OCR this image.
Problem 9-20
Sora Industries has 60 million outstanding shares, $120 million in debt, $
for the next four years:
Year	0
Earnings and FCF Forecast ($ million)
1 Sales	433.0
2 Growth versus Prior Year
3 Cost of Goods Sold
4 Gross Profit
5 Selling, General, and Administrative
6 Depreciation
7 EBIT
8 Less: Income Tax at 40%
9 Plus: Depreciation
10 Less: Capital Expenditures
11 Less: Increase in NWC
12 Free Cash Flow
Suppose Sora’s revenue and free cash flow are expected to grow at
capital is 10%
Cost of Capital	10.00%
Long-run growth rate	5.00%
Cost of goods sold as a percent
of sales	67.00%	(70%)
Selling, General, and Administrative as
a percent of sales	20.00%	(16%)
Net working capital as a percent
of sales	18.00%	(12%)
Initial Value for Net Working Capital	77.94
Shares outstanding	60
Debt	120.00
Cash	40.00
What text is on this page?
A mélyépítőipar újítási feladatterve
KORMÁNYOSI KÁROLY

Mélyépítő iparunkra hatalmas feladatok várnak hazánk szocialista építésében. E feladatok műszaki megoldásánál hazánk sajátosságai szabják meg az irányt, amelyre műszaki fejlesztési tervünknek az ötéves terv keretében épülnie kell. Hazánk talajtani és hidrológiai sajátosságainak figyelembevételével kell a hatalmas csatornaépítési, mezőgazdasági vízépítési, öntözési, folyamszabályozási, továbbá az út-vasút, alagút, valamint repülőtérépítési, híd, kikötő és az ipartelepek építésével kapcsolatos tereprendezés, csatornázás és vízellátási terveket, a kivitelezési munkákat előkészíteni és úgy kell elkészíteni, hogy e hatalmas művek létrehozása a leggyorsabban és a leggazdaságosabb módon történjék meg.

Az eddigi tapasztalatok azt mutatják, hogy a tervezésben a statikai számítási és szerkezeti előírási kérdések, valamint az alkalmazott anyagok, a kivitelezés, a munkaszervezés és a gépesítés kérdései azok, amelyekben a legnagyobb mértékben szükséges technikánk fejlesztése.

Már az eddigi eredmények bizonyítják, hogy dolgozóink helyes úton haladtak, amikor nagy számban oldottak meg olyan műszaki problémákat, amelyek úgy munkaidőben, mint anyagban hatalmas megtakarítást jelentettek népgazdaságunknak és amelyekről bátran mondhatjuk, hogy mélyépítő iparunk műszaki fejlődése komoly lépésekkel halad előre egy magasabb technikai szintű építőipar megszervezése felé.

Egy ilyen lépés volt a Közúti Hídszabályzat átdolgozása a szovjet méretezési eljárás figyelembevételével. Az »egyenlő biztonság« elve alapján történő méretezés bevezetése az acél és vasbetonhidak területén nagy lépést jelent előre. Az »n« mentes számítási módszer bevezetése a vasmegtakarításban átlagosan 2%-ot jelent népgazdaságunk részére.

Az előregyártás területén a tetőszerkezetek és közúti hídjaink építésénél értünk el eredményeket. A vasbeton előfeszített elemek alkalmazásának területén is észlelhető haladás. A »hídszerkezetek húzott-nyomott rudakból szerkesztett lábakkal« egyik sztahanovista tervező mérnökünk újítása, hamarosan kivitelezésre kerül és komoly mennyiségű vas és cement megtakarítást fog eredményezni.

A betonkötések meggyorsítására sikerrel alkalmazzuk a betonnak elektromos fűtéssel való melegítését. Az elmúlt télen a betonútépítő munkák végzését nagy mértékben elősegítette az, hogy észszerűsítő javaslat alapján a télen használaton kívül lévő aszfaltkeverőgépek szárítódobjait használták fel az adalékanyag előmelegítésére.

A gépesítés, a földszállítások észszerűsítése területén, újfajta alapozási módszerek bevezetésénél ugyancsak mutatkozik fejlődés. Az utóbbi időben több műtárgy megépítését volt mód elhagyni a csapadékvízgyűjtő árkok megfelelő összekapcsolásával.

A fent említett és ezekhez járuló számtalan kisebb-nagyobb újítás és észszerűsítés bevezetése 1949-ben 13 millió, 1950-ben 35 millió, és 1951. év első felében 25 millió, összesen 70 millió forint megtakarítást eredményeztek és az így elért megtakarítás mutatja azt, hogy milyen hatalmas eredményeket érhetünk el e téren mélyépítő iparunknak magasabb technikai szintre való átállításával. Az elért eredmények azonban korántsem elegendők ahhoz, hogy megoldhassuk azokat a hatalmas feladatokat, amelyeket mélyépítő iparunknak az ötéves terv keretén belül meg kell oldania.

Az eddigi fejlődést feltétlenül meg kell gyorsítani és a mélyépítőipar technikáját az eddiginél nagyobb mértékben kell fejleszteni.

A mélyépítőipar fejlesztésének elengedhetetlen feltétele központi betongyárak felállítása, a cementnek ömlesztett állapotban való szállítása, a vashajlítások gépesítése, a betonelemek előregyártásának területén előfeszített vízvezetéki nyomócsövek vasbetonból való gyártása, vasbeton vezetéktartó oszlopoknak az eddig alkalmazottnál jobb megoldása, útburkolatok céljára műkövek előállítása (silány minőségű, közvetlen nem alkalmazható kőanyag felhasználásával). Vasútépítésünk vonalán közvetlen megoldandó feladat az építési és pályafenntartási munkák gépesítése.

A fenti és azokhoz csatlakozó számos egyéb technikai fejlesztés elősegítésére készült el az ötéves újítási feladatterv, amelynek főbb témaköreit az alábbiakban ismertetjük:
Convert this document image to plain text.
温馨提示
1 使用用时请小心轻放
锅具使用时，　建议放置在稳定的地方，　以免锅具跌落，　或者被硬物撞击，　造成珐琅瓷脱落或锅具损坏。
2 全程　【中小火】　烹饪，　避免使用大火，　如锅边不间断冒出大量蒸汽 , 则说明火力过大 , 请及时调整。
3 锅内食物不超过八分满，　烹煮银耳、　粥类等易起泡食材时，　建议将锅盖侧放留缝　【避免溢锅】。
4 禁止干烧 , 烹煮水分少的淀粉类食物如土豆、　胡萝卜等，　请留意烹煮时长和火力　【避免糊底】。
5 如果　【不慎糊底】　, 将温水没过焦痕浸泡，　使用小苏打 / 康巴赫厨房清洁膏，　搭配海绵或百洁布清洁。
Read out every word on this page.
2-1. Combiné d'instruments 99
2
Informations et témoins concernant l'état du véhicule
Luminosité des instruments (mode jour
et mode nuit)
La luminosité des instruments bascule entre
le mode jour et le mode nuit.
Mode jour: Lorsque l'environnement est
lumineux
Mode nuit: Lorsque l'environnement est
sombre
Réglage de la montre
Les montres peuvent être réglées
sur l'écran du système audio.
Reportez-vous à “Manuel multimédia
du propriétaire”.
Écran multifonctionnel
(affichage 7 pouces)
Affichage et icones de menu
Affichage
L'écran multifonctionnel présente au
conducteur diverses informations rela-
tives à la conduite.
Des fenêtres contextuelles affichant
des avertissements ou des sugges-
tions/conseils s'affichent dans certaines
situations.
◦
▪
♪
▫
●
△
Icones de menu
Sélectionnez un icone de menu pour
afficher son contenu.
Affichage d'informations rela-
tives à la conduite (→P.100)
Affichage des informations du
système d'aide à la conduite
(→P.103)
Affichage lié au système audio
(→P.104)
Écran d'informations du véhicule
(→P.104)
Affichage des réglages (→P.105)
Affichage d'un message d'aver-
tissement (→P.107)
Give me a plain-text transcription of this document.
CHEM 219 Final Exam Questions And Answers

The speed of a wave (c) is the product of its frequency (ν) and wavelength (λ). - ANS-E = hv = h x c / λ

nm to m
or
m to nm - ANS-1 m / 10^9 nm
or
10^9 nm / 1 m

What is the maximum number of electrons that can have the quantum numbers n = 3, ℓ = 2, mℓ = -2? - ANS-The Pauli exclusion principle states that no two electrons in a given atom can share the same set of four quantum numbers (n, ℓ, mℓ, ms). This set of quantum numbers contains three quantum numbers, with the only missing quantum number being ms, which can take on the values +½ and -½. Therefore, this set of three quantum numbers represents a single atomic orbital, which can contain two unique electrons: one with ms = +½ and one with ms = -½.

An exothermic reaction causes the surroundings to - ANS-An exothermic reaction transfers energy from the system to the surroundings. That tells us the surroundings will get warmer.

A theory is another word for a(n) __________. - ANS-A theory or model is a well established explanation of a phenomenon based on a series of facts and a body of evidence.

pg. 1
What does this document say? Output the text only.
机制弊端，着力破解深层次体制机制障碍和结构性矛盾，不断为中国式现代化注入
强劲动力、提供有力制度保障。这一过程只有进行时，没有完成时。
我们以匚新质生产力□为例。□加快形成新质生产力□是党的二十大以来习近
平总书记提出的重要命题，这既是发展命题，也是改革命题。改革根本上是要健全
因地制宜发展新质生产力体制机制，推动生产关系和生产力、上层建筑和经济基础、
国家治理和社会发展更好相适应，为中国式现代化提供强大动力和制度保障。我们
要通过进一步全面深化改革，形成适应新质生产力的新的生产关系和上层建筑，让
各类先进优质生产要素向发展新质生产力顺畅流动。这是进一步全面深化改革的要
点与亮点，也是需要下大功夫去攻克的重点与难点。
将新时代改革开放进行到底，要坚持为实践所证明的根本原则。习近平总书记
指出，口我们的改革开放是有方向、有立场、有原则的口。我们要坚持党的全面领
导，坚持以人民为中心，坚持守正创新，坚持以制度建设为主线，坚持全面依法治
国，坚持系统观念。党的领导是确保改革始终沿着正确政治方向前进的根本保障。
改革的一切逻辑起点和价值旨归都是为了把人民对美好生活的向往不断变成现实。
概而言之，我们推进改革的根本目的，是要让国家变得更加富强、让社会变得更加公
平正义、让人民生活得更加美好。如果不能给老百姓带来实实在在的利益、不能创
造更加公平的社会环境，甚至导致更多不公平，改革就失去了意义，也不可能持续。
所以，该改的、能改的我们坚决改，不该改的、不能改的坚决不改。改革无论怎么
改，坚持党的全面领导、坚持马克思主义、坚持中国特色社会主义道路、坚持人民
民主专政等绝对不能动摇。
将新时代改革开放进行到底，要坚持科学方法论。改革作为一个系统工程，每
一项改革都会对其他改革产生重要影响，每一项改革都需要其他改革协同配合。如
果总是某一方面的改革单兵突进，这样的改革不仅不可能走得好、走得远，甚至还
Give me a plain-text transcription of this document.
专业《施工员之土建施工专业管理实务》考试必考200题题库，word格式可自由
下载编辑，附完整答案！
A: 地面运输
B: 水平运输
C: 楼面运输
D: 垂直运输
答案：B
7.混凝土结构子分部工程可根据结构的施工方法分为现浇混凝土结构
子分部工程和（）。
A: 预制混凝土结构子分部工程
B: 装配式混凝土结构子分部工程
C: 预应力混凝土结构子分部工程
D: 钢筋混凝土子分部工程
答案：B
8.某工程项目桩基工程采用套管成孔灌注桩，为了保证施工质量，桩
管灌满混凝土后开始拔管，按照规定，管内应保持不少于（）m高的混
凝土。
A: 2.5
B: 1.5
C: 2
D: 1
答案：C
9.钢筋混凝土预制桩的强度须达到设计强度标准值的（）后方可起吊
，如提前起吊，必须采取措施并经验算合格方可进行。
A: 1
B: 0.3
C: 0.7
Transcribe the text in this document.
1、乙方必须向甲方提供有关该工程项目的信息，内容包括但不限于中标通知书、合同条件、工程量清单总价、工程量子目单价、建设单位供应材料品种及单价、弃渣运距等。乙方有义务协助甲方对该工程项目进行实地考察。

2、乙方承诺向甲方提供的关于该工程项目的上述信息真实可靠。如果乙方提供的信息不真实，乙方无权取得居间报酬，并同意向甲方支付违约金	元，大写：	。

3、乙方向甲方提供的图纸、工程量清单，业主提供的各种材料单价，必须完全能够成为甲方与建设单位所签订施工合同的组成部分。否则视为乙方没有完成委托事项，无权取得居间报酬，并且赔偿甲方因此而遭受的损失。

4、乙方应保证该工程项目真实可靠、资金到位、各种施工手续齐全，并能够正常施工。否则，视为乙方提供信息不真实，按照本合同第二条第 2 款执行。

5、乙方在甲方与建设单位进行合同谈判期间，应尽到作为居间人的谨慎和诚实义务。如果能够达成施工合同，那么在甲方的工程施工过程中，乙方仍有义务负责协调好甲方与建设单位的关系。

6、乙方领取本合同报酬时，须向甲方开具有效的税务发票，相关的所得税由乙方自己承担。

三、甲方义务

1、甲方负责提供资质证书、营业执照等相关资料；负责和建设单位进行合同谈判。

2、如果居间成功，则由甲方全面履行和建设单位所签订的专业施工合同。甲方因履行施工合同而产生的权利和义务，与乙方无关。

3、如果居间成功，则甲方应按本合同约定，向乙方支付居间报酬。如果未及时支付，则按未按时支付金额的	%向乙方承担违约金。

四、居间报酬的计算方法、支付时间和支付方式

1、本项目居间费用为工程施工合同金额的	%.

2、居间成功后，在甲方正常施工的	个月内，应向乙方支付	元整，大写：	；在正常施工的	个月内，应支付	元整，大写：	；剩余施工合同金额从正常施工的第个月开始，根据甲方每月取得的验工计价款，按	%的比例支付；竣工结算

_ _ _ _ _ _ _

### EXERCISE AIM
Search the listing for the string "újítási". Copy each line where it turns up.

### TASK OUTPUT
A mélyépítőipar újítási feladatterve
A fenti és azokhoz csatlakozó számos egyéb technikai fejlesztés elősegítésére készült el az ötéves újítási feladatterv, amelynek főbb témaköreit az alábbiakban ismertetjük:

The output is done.